:: GIVEN INFORMATION ::
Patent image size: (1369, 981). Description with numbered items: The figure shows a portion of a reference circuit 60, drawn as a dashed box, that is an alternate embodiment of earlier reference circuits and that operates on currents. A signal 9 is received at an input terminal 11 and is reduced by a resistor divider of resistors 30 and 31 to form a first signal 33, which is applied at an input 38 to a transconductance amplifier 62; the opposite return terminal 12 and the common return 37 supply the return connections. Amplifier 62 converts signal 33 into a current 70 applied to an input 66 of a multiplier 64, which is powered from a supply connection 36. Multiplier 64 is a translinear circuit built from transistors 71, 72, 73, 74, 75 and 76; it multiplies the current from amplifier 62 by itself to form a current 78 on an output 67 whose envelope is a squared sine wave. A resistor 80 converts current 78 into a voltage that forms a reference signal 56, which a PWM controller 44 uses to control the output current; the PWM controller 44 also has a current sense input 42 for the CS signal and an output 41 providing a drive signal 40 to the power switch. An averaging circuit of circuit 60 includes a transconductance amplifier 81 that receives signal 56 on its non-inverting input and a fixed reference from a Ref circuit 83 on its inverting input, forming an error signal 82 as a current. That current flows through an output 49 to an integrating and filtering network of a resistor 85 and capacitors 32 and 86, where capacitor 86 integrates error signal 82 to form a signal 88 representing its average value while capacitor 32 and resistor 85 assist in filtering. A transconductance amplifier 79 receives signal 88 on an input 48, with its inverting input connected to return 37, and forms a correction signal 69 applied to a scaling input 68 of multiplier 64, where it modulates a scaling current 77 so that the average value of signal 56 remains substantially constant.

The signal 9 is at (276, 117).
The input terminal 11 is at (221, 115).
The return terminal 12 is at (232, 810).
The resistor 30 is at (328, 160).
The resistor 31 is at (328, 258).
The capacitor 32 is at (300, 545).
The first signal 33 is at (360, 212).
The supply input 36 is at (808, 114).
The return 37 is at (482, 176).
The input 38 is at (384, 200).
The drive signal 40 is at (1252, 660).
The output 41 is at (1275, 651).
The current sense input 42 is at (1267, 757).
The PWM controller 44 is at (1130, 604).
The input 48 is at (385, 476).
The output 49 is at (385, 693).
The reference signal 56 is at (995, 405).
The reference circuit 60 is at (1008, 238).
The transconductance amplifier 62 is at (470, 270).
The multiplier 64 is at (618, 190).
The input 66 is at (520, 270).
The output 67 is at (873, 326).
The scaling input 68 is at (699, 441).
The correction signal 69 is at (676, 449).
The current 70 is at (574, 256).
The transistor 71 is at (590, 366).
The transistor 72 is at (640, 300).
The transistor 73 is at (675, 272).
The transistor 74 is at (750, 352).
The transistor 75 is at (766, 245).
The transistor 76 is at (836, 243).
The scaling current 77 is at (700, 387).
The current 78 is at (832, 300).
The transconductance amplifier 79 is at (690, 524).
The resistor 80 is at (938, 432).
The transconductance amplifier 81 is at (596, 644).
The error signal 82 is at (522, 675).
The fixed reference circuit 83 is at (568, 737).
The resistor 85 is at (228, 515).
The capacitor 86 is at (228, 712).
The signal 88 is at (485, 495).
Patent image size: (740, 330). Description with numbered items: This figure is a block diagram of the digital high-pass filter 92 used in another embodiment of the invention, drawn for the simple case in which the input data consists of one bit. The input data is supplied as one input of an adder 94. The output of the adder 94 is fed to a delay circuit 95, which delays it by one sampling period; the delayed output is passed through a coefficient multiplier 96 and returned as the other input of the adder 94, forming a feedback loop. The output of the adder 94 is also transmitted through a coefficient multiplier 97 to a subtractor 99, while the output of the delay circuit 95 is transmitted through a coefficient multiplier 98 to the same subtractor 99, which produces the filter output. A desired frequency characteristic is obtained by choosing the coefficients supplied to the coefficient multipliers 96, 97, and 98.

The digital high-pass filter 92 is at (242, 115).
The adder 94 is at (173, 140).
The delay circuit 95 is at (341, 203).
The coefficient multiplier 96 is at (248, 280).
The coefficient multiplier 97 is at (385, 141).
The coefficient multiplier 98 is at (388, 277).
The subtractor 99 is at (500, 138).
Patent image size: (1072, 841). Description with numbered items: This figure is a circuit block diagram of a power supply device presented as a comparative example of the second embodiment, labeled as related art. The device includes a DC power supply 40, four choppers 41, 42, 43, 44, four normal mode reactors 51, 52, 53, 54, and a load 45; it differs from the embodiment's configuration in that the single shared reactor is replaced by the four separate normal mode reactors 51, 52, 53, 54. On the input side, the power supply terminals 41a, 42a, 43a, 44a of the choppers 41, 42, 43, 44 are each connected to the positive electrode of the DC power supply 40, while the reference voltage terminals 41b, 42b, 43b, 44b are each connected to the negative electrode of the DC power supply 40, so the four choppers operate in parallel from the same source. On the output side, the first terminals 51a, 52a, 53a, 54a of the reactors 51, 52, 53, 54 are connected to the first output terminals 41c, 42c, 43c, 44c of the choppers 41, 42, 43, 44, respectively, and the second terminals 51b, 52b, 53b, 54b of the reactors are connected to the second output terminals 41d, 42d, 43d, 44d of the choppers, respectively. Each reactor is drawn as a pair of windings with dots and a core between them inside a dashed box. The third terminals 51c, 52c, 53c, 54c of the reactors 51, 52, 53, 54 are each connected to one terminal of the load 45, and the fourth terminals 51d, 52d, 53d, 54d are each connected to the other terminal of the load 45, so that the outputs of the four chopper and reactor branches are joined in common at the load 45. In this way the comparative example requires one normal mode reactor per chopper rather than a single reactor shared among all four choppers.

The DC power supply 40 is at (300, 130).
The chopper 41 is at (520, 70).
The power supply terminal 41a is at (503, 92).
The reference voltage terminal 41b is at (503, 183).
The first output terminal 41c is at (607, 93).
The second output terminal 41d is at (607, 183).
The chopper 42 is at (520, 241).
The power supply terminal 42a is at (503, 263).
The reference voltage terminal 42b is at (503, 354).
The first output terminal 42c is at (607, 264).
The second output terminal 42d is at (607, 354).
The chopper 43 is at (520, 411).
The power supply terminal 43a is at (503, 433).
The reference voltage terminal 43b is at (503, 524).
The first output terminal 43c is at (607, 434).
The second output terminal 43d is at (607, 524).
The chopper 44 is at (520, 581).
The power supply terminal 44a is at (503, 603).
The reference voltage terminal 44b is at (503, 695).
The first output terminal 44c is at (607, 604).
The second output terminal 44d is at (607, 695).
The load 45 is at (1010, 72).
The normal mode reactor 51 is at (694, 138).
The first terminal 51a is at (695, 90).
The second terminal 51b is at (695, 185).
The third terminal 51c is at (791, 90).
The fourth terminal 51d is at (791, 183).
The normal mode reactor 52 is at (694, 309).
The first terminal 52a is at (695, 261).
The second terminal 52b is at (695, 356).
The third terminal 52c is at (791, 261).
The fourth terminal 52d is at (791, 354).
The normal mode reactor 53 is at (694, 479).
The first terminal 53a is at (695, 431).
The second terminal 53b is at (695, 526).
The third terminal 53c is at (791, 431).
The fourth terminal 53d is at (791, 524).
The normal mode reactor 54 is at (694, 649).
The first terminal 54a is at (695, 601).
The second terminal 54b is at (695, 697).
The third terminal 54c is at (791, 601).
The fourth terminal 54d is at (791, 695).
:::
EXERCISE BRIEF » Rewrite the whole listing so that "Patent image size" reads "Drawing size" wherever it occurs, keeping everything else the same.

WRITTEN SOLUTION »
Drawing size: (1369, 981). Description with numbered items: The figure shows a portion of a reference circuit 60, drawn as a dashed box, that is an alternate embodiment of earlier reference circuits and that operates on currents. A signal 9 is received at an input terminal 11 and is reduced by a resistor divider of resistors 30 and 31 to form a first signal 33, which is applied at an input 38 to a transconductance amplifier 62; the opposite return terminal 12 and the common return 37 supply the return connections. Amplifier 62 converts signal 33 into a current 70 applied to an input 66 of a multiplier 64, which is powered from a supply connection 36. Multiplier 64 is a translinear circuit built from transistors 71, 72, 73, 74, 75 and 76; it multiplies the current from amplifier 62 by itself to form a current 78 on an output 67 whose envelope is a squared sine wave. A resistor 80 converts current 78 into a voltage that forms a reference signal 56, which a PWM controller 44 uses to control the output current; the PWM controller 44 also has a current sense input 42 for the CS signal and an output 41 providing a drive signal 40 to the power switch. An averaging circuit of circuit 60 includes a transconductance amplifier 81 that receives signal 56 on its non-inverting input and a fixed reference from a Ref circuit 83 on its inverting input, forming an error signal 82 as a current. That current flows through an output 49 to an integrating and filtering network of a resistor 85 and capacitors 32 and 86, where capacitor 86 integrates error signal 82 to form a signal 88 representing its average value while capacitor 32 and resistor 85 assist in filtering. A transconductance amplifier 79 receives signal 88 on an input 48, with its inverting input connected to return 37, and forms a correction signal 69 applied to a scaling input 68 of multiplier 64, where it modulates a scaling current 77 so that the average value of signal 56 remains substantially constant.

The signal 9 is at (276, 117).
The input terminal 11 is at (221, 115).
The return terminal 12 is at (232, 810).
The resistor 30 is at (328, 160).
The resistor 31 is at (328, 258).
The capacitor 32 is at (300, 545).
The first signal 33 is at (360, 212).
The supply input 36 is at (808, 114).
The return 37 is at (482, 176).
The input 38 is at (384, 200).
The drive signal 40 is at (1252, 660).
The output 41 is at (1275, 651).
The current sense input 42 is at (1267, 757).
The PWM controller 44 is at (1130, 604).
The input 48 is at (385, 476).
The output 49 is at (385, 693).
The reference signal 56 is at (995, 405).
The reference circuit 60 is at (1008, 238).
The transconductance amplifier 62 is at (470, 270).
The multiplier 64 is at (618, 190).
The input 66 is at (520, 270).
The output 67 is at (873, 326).
The scaling input 68 is at (699, 441).
The correction signal 69 is at (676, 449).
The current 70 is at (574, 256).
The transistor 71 is at (590, 366).
The transistor 72 is at (640, 300).
The transistor 73 is at (675, 272).
The transistor 74 is at (750, 352).
The transistor 75 is at (766, 245).
The transistor 76 is at (836, 243).
The scaling current 77 is at (700, 387).
The current 78 is at (832, 300).
The transconductance amplifier 79 is at (690, 524).
The resistor 80 is at (938, 432).
The transconductance amplifier 81 is at (596, 644).
The error signal 82 is at (522, 675).
The fixed reference circuit 83 is at (568, 737).
The resistor 85 is at (228, 515).
The capacitor 86 is at (228, 712).
The signal 88 is at (485, 495).
Drawing size: (740, 330). Description with numbered items: This figure is a block diagram of the digital high-pass filter 92 used in another embodiment of the invention, drawn for the simple case in which the input data consists of one bit. The input data is supplied as one input of an adder 94. The output of the adder 94 is fed to a delay circuit 95, which delays it by one sampling period; the delayed output is passed through a coefficient multiplier 96 and returned as the other input of the adder 94, forming a feedback loop. The output of the adder 94 is also transmitted through a coefficient multiplier 97 to a subtractor 99, while the output of the delay circuit 95 is transmitted through a coefficient multiplier 98 to the same subtractor 99, which produces the filter output. A desired frequency characteristic is obtained by choosing the coefficients supplied to the coefficient multipliers 96, 97, and 98.

The digital high-pass filter 92 is at (242, 115).
The adder 94 is at (173, 140).
The delay circuit 95 is at (341, 203).
The coefficient multiplier 96 is at (248, 280).
The coefficient multiplier 97 is at (385, 141).
The coefficient multiplier 98 is at (388, 277).
The subtractor 99 is at (500, 138).
Drawing size: (1072, 841). Description with numbered items: This figure is a circuit block diagram of a power supply device presented as a comparative example of the second embodiment, labeled as related art. The device includes a DC power supply 40, four choppers 41, 42, 43, 44, four normal mode reactors 51, 52, 53, 54, and a load 45; it differs from the embodiment's configuration in that the single shared reactor is replaced by the four separate normal mode reactors 51, 52, 53, 54. On the input side, the power supply terminals 41a, 42a, 43a, 44a of the choppers 41, 42, 43, 44 are each connected to the positive electrode of the DC power supply 40, while the reference voltage terminals 41b, 42b, 43b, 44b are each connected to the negative electrode of the DC power supply 40, so the four choppers operate in parallel from the same source. On the output side, the first terminals 51a, 52a, 53a, 54a of the reactors 51, 52, 53, 54 are connected to the first output terminals 41c, 42c, 43c, 44c of the choppers 41, 42, 43, 44, respectively, and the second terminals 51b, 52b, 53b, 54b of the reactors are connected to the second output terminals 41d, 42d, 43d, 44d of the choppers, respectively. Each reactor is drawn as a pair of windings with dots and a core between them inside a dashed box. The third terminals 51c, 52c, 53c, 54c of the reactors 51, 52, 53, 54 are each connected to one terminal of the load 45, and the fourth terminals 51d, 52d, 53d, 54d are each connected to the other terminal of the load 45, so that the outputs of the four chopper and reactor branches are joined in common at the load 45. In this way the comparative example requires one normal mode reactor per chopper rather than a single reactor shared among all four choppers.

The DC power supply 40 is at (300, 130).
The chopper 41 is at (520, 70).
The power supply terminal 41a is at (503, 92).
The reference voltage terminal 41b is at (503, 183).
The first output terminal 41c is at (607, 93).
The second output terminal 41d is at (607, 183).
The chopper 42 is at (520, 241).
The power supply terminal 42a is at (503, 263).
The reference voltage terminal 42b is at (503, 354).
The first output terminal 42c is at (607, 264).
The second output terminal 42d is at (607, 354).
The chopper 43 is at (520, 411).
The power supply terminal 43a is at (503, 433).
The reference voltage terminal 43b is at (503, 524).
The first output terminal 43c is at (607, 434).
The second output terminal 43d is at (607, 524).
The chopper 44 is at (520, 581).
The power supply terminal 44a is at (503, 603).
The reference voltage terminal 44b is at (503, 695).
The first output terminal 44c is at (607, 604).
The second output terminal 44d is at (607, 695).
The load 45 is at (1010, 72).
The normal mode reactor 51 is at (694, 138).
The first terminal 51a is at (695, 90).
The second terminal 51b is at (695, 185).
The third terminal 51c is at (791, 90).
The fourth terminal 51d is at (791, 183).
The normal mode reactor 52 is at (694, 309).
The first terminal 52a is at (695, 261).
The second terminal 52b is at (695, 356).
The third terminal 52c is at (791, 261).
The fourth terminal 52d is at (791, 354).
The normal mode reactor 53 is at (694, 479).
The first terminal 53a is at (695, 431).
The second terminal 53b is at (695, 526).
The third terminal 53c is at (791, 431).
The fourth terminal 53d is at (791, 524).
The normal mode reactor 54 is at (694, 649).
The first terminal 54a is at (695, 601).
The second terminal 54b is at (695, 697).
The third terminal 54c is at (791, 601).
The fourth terminal 54d is at (791, 695).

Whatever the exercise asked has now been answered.